STORED ROWS:

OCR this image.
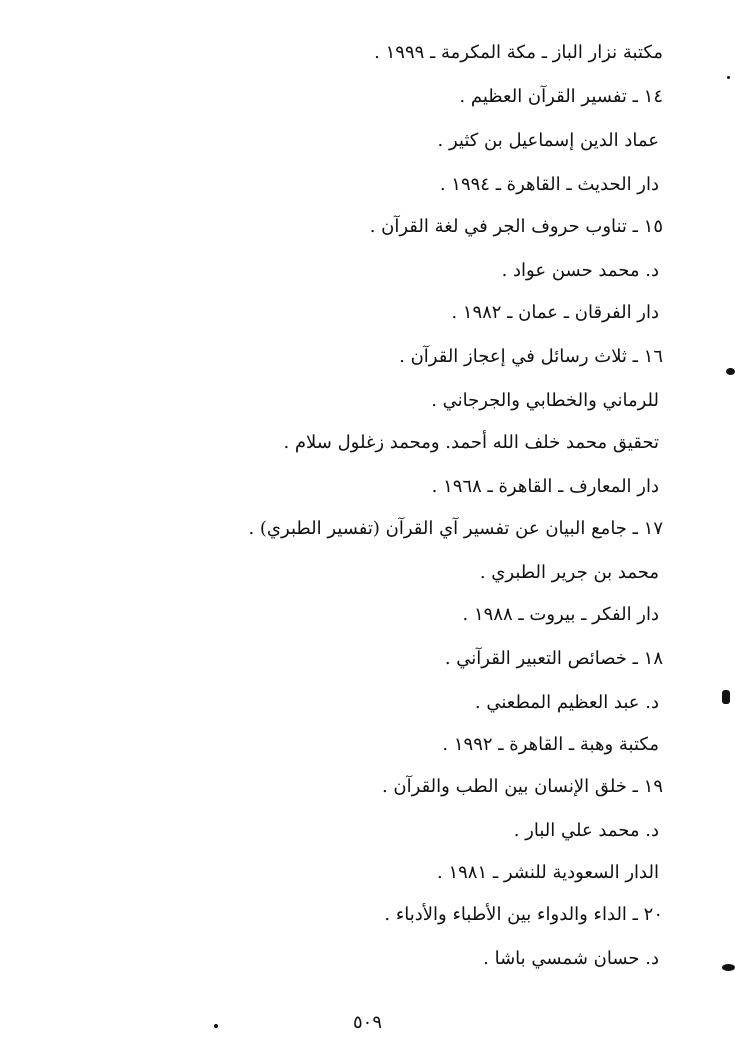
مكتبة نزار الباز ـ مكة المكرمة ـ ١٩٩٩ .
١٤ ـ تفسير القرآن العظيم .
عماد الدين إسماعيل بن كثير .
دار الحديث ـ القاهرة ـ ١٩٩٤ .
١٥ ـ تناوب حروف الجر في لغة القرآن .
د. محمد حسن عواد .
دار الفرقان ـ عمان ـ ١٩٨٢ .
١٦ ـ ثلاث رسائل في إعجاز القرآن .
للرماني والخطابي والجرجاني .
تحقيق محمد خلف الله أحمد. ومحمد زغلول سلام .
دار المعارف ـ القاهرة ـ ١٩٦٨ .
١٧ ـ جامع البيان عن تفسير آي القرآن (تفسير الطبري) .
محمد بن جرير الطبري .
دار الفكر ـ بيروت ـ ١٩٨٨ .
١٨ ـ خصائص التعبير القرآني .
د. عبد العظيم المطعني .
مكتبة وهبة ـ القاهرة ـ ١٩٩٢ .
١٩ ـ خلق الإنسان بين الطب والقرآن .
د. محمد علي البار .
الدار السعودية للنشر ـ ١٩٨١ .
٢٠ ـ الداء والدواء بين الأطباء والأدباء .
د. حسان شمسي باشا .
٥٠٩
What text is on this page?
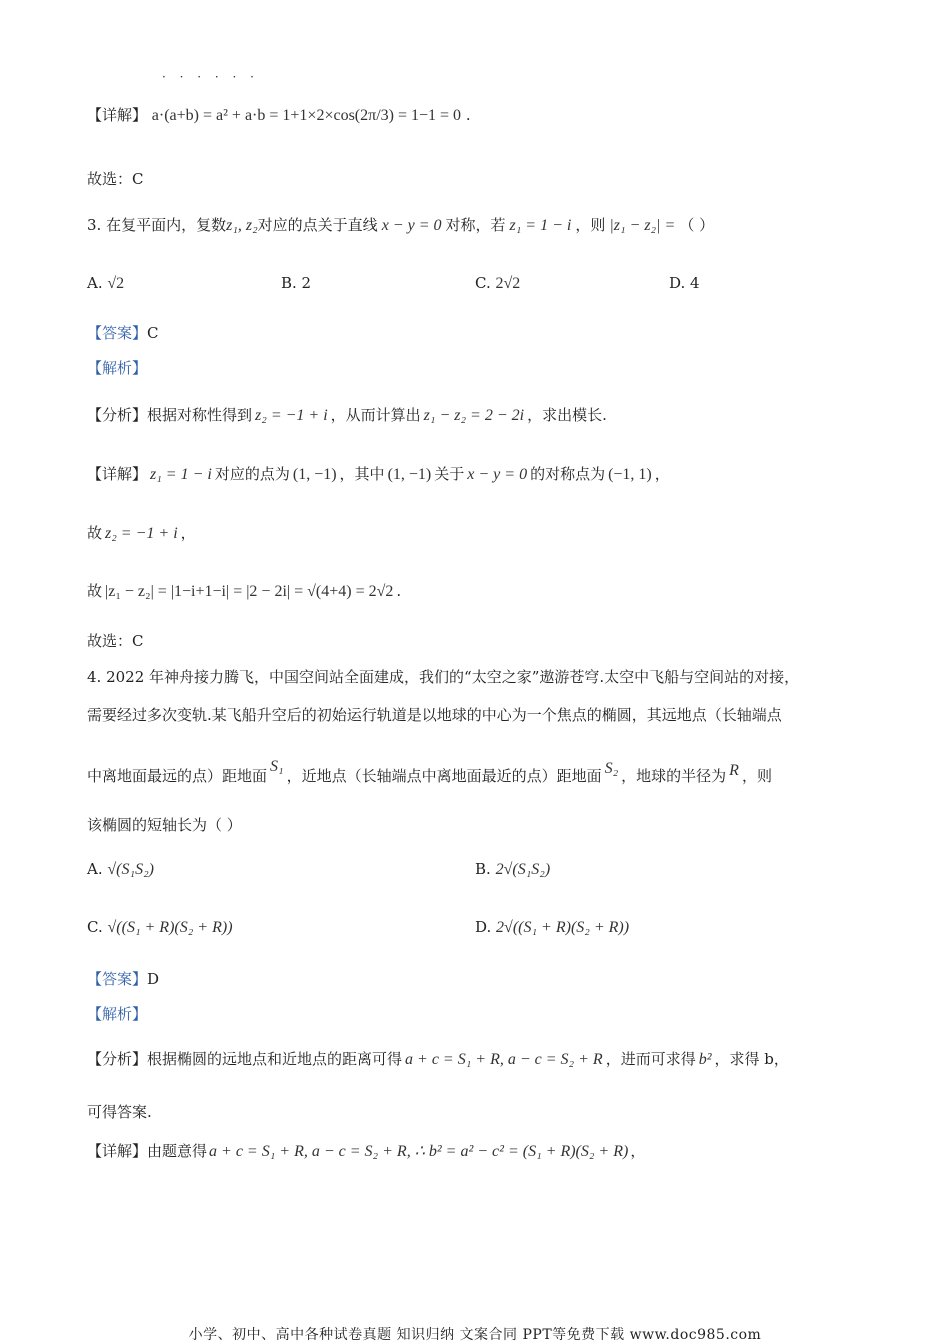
· · · · · ·
【详解】 a·(a+b) = a² + a·b = 1+1×2×cos(2π/3) = 1−1 = 0 .
故选：C
3. 在复平面内，复数z₁, z₂对应的点关于直线 x − y = 0 对称，若 z₁ = 1 − i ，则 |z₁ − z₂| = （ ）
A. √2	B. 2	C. 2√2	D. 4
【答案】C
【解析】
【分析】根据对称性得到 z₂ = −1 + i ，从而计算出 z₁ − z₂ = 2 − 2i ，求出模长.
【详解】 z₁ = 1 − i 对应的点为 (1, −1) ，其中 (1, −1) 关于 x − y = 0 的对称点为 (−1, 1) ，
故 z₂ = −1 + i ，
故 |z₁ − z₂| = |1−i+1−i| = |2 − 2i| = √(4+4) = 2√2 .
故选：C
4. 2022 年神舟接力腾飞，中国空间站全面建成，我们的“太空之家”遨游苍穹.太空中飞船与空间站的对接，
需要经过多次变轨.某飞船升空后的初始运行轨道是以地球的中心为一个焦点的椭圆，其远地点（长轴端点
中离地面最远的点）距地面S₁，近地点（长轴端点中离地面最近的点）距地面 S₂ ，地球的半径为 R ，则
该椭圆的短轴长为（ ）
A. √(S₁S₂)	B. 2√(S₁S₂)
C. √((S₁ + R)(S₂ + R))	D. 2√((S₁ + R)(S₂ + R))
【答案】D
【解析】
【分析】根据椭圆的远地点和近地点的距离可得 a + c = S₁ + R, a − c = S₂ + R ，进而可求得 b² ，求得 b，
可得答案.
【详解】由题意得 a + c = S₁ + R, a − c = S₂ + R, ∴ b² = a² − c² = (S₁ + R)(S₂ + R) ，
小学、初中、高中各种试卷真题 知识归纳 文案合同 PPT等免费下载 www.doc985.com
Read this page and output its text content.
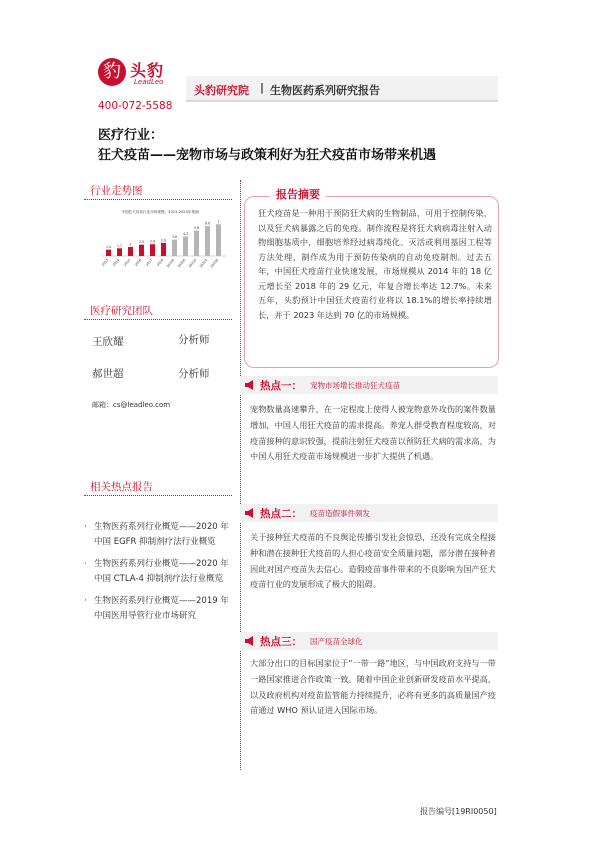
豹 头豹
LeadLeo
400-072-5588
头豹研究院 | 生物医药系列研究报告
医疗行业：
狂犬疫苗——宠物市场与政策利好为狂犬疫苗市场带来机遇
行业走势图
中国狂犬疫苗行业市场规模，2013-2023年预测
1.4
2013
1.7
2014
2
2015
2.5
2016
2.6
2017
2.9
2018
3.6
2019E
4.3
2020E
5.6
2021E
6.6
2022E
7
2023E
医疗研究团队
王欣耀	分析师
郝世超	分析师
邮箱：cs@leadleo.com
相关热点报告
· 生物医药系列行业概览——2020 年中国 EGFR 抑制剂疗法行业概览
· 生物医药系列行业概览——2020 年中国 CTLA-4 抑制剂疗法行业概览
· 生物医药系列行业概览——2019 年中国医用导管行业市场研究
报告摘要
狂犬疫苗是一种用于预防狂犬病的生物制品，可用于控制传染，以及狂犬病暴露之后的免疫。制作流程是将狂犬病病毒注射入动物细胞基质中，细胞培养经过病毒纯化、灭活或利用基因工程等方法处理，制作成为用于预防传染病的自动免疫制剂。过去五年，中国狂犬疫苗行业快速发展，市场规模从 2014 年的 18 亿元增长至 2018 年的 29 亿元，年复合增长率达 12.7%。未来五年，头豹预计中国狂犬疫苗行业将以 18.1%的增长率持续增长，并于 2023 年达到 70 亿的市场规模。
热点一： 宠物市场增长推动狂犬疫苗
宠物数量高速攀升，在一定程度上使得人被宠物意外攻伤的案件数量增加，中国人用狂犬疫苗的需求提高。养宠人群受教育程度较高，对疫苗接种的意识较强，提前注射狂犬疫苗以预防狂犬病的需求高，为中国人用狂犬疫苗市场规模进一步扩大提供了机遇。
热点二： 疫苗造假事件频发
关于接种狂犬疫苗的不良舆论传播引发社会惊恐，还没有完成全程接种和潜在接种狂犬疫苗的人担心疫苗安全质量问题，部分潜在接种者因此对国产疫苗失去信心。造假疫苗事件带来的不良影响为国产狂犬疫苗行业的发展形成了极大的阻碍。
热点三： 国产疫苗全球化
大部分出口的目标国家位于“一带一路”地区，与中国政府支持与一带一路国家推进合作政策一致。随着中国企业创新研发疫苗水平提高，以及政府机构对疫苗监管能力持续提升，必将有更多的高质量国产疫苗通过 WHO 预认证进入国际市场。
报告编号[19RI0050]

OBJECTIVE: Give every line above again exactly, with no pictures.

SOLUTION:
OCR this image.
مكتبة نزار الباز ـ مكة المكرمة ـ ١٩٩٩ .
١٤ ـ تفسير القرآن العظيم .
عماد الدين إسماعيل بن كثير .
دار الحديث ـ القاهرة ـ ١٩٩٤ .
١٥ ـ تناوب حروف الجر في لغة القرآن .
د. محمد حسن عواد .
دار الفرقان ـ عمان ـ ١٩٨٢ .
١٦ ـ ثلاث رسائل في إعجاز القرآن .
للرماني والخطابي والجرجاني .
تحقيق محمد خلف الله أحمد. ومحمد زغلول سلام .
دار المعارف ـ القاهرة ـ ١٩٦٨ .
١٧ ـ جامع البيان عن تفسير آي القرآن (تفسير الطبري) .
محمد بن جرير الطبري .
دار الفكر ـ بيروت ـ ١٩٨٨ .
١٨ ـ خصائص التعبير القرآني .
د. عبد العظيم المطعني .
مكتبة وهبة ـ القاهرة ـ ١٩٩٢ .
١٩ ـ خلق الإنسان بين الطب والقرآن .
د. محمد علي البار .
الدار السعودية للنشر ـ ١٩٨١ .
٢٠ ـ الداء والدواء بين الأطباء والأدباء .
د. حسان شمسي باشا .
٥٠٩
What text is on this page?
· · · · · ·
【详解】 a·(a+b) = a² + a·b = 1+1×2×cos(2π/3) = 1−1 = 0 .
故选：C
3. 在复平面内，复数z₁, z₂对应的点关于直线 x − y = 0 对称，若 z₁ = 1 − i ，则 |z₁ − z₂| = （ ）
A. √2	B. 2	C. 2√2	D. 4
【答案】C
【解析】
【分析】根据对称性得到 z₂ = −1 + i ，从而计算出 z₁ − z₂ = 2 − 2i ，求出模长.
【详解】 z₁ = 1 − i 对应的点为 (1, −1) ，其中 (1, −1) 关于 x − y = 0 的对称点为 (−1, 1) ，
故 z₂ = −1 + i ，
故 |z₁ − z₂| = |1−i+1−i| = |2 − 2i| = √(4+4) = 2√2 .
故选：C
4. 2022 年神舟接力腾飞，中国空间站全面建成，我们的“太空之家”遨游苍穹.太空中飞船与空间站的对接，
需要经过多次变轨.某飞船升空后的初始运行轨道是以地球的中心为一个焦点的椭圆，其远地点（长轴端点
中离地面最远的点）距地面S₁，近地点（长轴端点中离地面最近的点）距地面 S₂ ，地球的半径为 R ，则
该椭圆的短轴长为（ ）
A. √(S₁S₂)	B. 2√(S₁S₂)
C. √((S₁ + R)(S₂ + R))	D. 2√((S₁ + R)(S₂ + R))
【答案】D
【解析】
【分析】根据椭圆的远地点和近地点的距离可得 a + c = S₁ + R, a − c = S₂ + R ，进而可求得 b² ，求得 b，
可得答案.
【详解】由题意得 a + c = S₁ + R, a − c = S₂ + R, ∴ b² = a² − c² = (S₁ + R)(S₂ + R) ，
小学、初中、高中各种试卷真题 知识归纳 文案合同 PPT等免费下载 www.doc985.com
Read this page and output its text content.
豹 头豹
LeadLeo
400-072-5588
头豹研究院 | 生物医药系列研究报告
医疗行业：
狂犬疫苗——宠物市场与政策利好为狂犬疫苗市场带来机遇
行业走势图
中国狂犬疫苗行业市场规模，2013-2023年预测
1.4
2013
1.7
2014
2
2015
2.5
2016
2.6
2017
2.9
2018
3.6
2019E
4.3
2020E
5.6
2021E
6.6
2022E
7
2023E
医疗研究团队
王欣耀	分析师
郝世超	分析师
邮箱：cs@leadleo.com
相关热点报告
· 生物医药系列行业概览——2020 年中国 EGFR 抑制剂疗法行业概览
· 生物医药系列行业概览——2020 年中国 CTLA-4 抑制剂疗法行业概览
· 生物医药系列行业概览——2019 年中国医用导管行业市场研究
报告摘要
狂犬疫苗是一种用于预防狂犬病的生物制品，可用于控制传染，以及狂犬病暴露之后的免疫。制作流程是将狂犬病病毒注射入动物细胞基质中，细胞培养经过病毒纯化、灭活或利用基因工程等方法处理，制作成为用于预防传染病的自动免疫制剂。过去五年，中国狂犬疫苗行业快速发展，市场规模从 2014 年的 18 亿元增长至 2018 年的 29 亿元，年复合增长率达 12.7%。未来五年，头豹预计中国狂犬疫苗行业将以 18.1%的增长率持续增长，并于 2023 年达到 70 亿的市场规模。
热点一： 宠物市场增长推动狂犬疫苗
宠物数量高速攀升，在一定程度上使得人被宠物意外攻伤的案件数量增加，中国人用狂犬疫苗的需求提高。养宠人群受教育程度较高，对疫苗接种的意识较强，提前注射狂犬疫苗以预防狂犬病的需求高，为中国人用狂犬疫苗市场规模进一步扩大提供了机遇。
热点二： 疫苗造假事件频发
关于接种狂犬疫苗的不良舆论传播引发社会惊恐，还没有完成全程接种和潜在接种狂犬疫苗的人担心疫苗安全质量问题，部分潜在接种者因此对国产疫苗失去信心。造假疫苗事件带来的不良影响为国产狂犬疫苗行业的发展形成了极大的阻碍。
热点三： 国产疫苗全球化
大部分出口的目标国家位于“一带一路”地区，与中国政府支持与一带一路国家推进合作政策一致。随着中国企业创新研发疫苗水平提高，以及政府机构对疫苗监管能力持续提升，必将有更多的高质量国产疫苗通过 WHO 预认证进入国际市场。
报告编号[19RI0050]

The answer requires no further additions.